▶ YOUR GOAL: Identify the lines in the data below that contain "into" and give only how many there are.

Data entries
______

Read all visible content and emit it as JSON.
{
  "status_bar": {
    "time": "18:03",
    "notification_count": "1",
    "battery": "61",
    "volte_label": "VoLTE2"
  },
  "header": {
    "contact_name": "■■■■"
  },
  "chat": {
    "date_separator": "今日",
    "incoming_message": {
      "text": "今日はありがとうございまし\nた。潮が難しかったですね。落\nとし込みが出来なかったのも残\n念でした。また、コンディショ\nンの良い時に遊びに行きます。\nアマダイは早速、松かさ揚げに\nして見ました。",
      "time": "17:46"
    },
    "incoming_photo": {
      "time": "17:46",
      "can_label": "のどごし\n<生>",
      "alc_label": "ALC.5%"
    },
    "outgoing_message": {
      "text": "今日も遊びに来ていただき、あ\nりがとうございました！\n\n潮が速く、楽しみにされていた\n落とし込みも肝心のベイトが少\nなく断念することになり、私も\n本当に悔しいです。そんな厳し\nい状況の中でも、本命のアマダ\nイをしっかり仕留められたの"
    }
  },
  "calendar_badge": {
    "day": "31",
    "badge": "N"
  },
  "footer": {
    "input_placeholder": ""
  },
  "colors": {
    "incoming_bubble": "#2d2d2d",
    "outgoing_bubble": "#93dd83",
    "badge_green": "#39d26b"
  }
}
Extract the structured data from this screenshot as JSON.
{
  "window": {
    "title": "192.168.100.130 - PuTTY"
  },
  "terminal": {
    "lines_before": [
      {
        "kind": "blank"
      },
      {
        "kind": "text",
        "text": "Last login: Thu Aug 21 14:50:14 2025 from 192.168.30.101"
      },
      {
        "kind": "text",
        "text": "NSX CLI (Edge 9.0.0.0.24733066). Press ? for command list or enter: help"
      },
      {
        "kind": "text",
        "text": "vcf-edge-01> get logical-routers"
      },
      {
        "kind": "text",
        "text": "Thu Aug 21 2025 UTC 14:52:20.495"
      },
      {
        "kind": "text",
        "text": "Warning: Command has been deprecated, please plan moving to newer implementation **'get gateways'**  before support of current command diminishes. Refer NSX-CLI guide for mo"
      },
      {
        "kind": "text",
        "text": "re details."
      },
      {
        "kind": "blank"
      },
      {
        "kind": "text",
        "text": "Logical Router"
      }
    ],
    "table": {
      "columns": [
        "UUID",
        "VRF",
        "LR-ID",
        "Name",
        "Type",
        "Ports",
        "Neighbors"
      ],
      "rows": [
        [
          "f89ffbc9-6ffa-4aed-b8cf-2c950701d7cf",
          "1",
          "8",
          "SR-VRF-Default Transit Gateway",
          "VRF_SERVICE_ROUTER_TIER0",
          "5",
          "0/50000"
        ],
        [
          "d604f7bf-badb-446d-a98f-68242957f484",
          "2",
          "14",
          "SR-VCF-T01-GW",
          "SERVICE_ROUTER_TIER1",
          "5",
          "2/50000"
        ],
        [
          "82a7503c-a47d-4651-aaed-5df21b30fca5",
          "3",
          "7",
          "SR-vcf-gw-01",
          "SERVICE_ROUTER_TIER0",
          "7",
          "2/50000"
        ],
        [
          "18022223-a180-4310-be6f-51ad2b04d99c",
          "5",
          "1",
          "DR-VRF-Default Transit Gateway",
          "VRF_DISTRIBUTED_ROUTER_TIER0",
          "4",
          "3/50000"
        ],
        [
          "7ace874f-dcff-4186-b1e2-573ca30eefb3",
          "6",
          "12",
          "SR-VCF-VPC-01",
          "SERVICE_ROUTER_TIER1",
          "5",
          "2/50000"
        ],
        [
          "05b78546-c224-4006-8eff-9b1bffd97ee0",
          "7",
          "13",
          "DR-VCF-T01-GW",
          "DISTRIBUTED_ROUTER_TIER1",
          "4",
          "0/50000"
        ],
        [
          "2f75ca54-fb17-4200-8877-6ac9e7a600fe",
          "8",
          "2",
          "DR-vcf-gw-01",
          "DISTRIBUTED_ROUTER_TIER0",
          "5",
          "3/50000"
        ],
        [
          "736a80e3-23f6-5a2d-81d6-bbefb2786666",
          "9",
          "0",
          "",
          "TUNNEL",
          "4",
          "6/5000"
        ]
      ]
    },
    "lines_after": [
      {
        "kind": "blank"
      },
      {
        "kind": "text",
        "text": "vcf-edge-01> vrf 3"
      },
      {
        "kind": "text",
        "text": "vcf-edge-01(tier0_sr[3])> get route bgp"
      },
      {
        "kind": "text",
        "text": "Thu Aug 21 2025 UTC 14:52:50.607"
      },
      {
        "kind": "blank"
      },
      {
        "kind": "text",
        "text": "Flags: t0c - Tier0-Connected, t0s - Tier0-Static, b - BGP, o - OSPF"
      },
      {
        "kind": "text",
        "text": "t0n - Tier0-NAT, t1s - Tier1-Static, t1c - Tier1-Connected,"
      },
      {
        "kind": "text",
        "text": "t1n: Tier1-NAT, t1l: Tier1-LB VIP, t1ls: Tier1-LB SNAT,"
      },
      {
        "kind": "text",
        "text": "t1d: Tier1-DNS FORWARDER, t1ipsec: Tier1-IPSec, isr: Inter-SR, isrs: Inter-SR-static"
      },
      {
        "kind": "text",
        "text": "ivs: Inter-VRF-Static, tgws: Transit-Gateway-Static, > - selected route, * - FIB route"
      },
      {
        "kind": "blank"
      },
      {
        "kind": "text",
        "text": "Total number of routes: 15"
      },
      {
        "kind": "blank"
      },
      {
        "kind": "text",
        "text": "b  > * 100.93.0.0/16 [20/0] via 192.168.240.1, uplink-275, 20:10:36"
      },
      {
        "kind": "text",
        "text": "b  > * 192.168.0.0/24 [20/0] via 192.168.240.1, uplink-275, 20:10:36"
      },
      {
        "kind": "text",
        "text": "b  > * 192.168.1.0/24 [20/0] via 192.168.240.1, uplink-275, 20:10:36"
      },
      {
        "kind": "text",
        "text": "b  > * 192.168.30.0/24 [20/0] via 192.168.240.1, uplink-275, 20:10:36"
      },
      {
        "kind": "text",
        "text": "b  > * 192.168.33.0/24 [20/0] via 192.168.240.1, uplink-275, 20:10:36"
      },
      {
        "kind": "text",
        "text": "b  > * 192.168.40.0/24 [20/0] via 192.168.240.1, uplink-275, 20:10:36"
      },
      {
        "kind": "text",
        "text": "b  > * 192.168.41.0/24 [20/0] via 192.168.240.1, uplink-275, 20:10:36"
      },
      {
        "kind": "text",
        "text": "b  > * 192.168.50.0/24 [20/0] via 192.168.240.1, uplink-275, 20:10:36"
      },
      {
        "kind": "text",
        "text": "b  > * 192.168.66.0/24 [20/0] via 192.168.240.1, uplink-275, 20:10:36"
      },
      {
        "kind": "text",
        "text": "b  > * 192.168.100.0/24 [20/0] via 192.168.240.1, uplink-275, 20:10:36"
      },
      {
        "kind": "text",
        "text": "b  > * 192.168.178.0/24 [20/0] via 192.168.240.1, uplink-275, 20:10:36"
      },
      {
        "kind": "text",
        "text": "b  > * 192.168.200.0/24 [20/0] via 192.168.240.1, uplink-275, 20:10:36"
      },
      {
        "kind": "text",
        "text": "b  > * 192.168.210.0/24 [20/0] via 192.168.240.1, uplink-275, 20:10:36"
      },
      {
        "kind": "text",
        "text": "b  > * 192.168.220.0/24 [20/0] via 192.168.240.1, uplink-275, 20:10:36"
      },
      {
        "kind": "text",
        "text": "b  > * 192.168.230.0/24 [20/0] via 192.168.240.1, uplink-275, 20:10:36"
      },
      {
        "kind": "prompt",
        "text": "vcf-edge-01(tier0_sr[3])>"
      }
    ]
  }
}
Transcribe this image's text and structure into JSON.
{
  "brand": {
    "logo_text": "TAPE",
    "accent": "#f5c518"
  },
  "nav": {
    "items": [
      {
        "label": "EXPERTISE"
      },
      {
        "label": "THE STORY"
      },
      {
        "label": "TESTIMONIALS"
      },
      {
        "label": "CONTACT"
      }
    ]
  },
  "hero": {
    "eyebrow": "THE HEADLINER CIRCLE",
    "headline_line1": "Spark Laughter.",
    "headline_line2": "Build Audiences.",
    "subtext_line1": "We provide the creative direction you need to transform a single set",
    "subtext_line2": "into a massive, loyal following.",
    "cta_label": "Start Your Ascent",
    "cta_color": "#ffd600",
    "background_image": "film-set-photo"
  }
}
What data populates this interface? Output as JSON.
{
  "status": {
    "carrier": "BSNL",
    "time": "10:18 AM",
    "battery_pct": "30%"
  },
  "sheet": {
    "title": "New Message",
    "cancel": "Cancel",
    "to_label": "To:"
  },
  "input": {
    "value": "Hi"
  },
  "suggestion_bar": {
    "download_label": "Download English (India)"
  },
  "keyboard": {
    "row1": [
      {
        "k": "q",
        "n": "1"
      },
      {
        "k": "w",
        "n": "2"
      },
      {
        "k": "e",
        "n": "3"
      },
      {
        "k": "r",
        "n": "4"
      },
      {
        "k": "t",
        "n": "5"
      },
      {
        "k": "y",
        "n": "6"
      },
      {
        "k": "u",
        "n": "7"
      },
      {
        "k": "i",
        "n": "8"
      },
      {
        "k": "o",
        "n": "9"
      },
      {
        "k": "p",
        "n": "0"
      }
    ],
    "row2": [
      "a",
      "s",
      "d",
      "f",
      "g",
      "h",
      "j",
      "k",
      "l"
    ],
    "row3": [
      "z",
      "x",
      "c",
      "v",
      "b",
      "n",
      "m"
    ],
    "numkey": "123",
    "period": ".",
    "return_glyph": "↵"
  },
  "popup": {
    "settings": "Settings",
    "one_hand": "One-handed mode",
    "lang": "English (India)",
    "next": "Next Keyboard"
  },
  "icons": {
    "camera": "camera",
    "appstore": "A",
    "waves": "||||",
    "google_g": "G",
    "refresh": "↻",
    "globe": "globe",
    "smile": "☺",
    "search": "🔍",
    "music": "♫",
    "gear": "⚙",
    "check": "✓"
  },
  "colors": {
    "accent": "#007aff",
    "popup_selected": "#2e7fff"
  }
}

______

▶ TASK SOLUTION: 2